§ Stated problem: Find the word "Saturday" in the records below. List each line containing it.

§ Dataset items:
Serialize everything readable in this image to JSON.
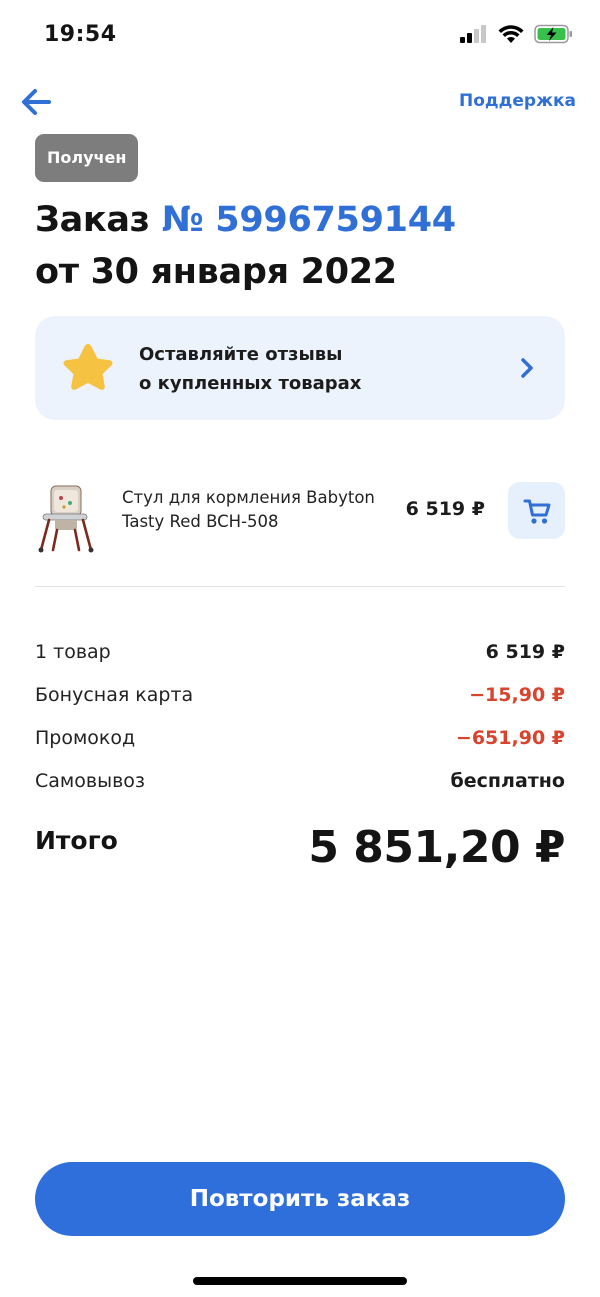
{
  "status_bar": {
    "time": "19:54",
    "icons": [
      "signal-icon",
      "wifi-icon",
      "battery-charging-icon"
    ]
  },
  "nav": {
    "back_icon": "arrow-left-icon",
    "support_label": "Поддержка"
  },
  "order": {
    "status_label": "Получен",
    "title_prefix": "Заказ",
    "number": "№ 5996759144",
    "date": "от 30 января 2022"
  },
  "review_banner": {
    "line1": "Оставляйте отзывы",
    "line2": "о купленных товарах",
    "star_icon": "star-icon",
    "chevron_icon": "chevron-right-icon"
  },
  "product": {
    "name": "Стул для кормления Babyton Tasty Red BCH-508",
    "price": "6 519 ₽",
    "cart_icon": "cart-icon"
  },
  "summary": {
    "rows": [
      {
        "label": "1 товар",
        "value": "6 519 ₽"
      },
      {
        "label": "Бонусная карта",
        "value": "−15,90 ₽"
      },
      {
        "label": "Промокод",
        "value": "−651,90 ₽"
      },
      {
        "label": "Самовывоз",
        "value": "бесплатно"
      }
    ],
    "total_label": "Итого",
    "total_value": "5 851,20 ₽"
  },
  "repeat_button_label": "Повторить заказ",
  "colors": {
    "accent": "#2f6fd6",
    "negative": "#d8442d",
    "badge": "#7d7d7d",
    "banner_bg": "#edf3fc",
    "star": "#f5c242"
  }
}
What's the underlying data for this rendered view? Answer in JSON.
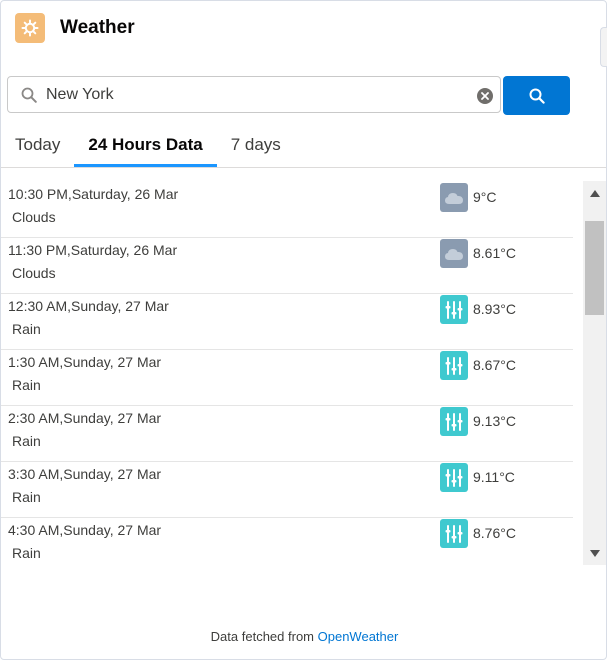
{
  "app": {
    "title": "Weather",
    "icon": "sun-gear-icon",
    "icon_color": "#f4bc78"
  },
  "search": {
    "value": "New York",
    "button_color": "#0176d3"
  },
  "tabs": [
    {
      "label": "Today",
      "active": false
    },
    {
      "label": "24 Hours Data",
      "active": true
    },
    {
      "label": "7 days",
      "active": false
    }
  ],
  "forecast": [
    {
      "time": "10:30 PM,Saturday, 26 Mar",
      "condition": "Clouds",
      "temp": "9°C",
      "icon": "clouds-icon"
    },
    {
      "time": "11:30 PM,Saturday, 26 Mar",
      "condition": "Clouds",
      "temp": "8.61°C",
      "icon": "clouds-icon"
    },
    {
      "time": "12:30 AM,Sunday, 27 Mar",
      "condition": "Rain",
      "temp": "8.93°C",
      "icon": "rain-icon"
    },
    {
      "time": "1:30 AM,Sunday, 27 Mar",
      "condition": "Rain",
      "temp": "8.67°C",
      "icon": "rain-icon"
    },
    {
      "time": "2:30 AM,Sunday, 27 Mar",
      "condition": "Rain",
      "temp": "9.13°C",
      "icon": "rain-icon"
    },
    {
      "time": "3:30 AM,Sunday, 27 Mar",
      "condition": "Rain",
      "temp": "9.11°C",
      "icon": "rain-icon"
    },
    {
      "time": "4:30 AM,Sunday, 27 Mar",
      "condition": "Rain",
      "temp": "8.76°C",
      "icon": "rain-icon"
    }
  ],
  "colors": {
    "clouds": "#8a9bb0",
    "rain": "#3fc9cf",
    "tab_underline": "#1b96ff"
  },
  "footer": {
    "prefix": "Data fetched from",
    "link": "OpenWeather"
  }
}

§ Answer for this exercise:
      "time": "10:30 PM,Saturday, 26 Mar",
      "time": "11:30 PM,Saturday, 26 Mar",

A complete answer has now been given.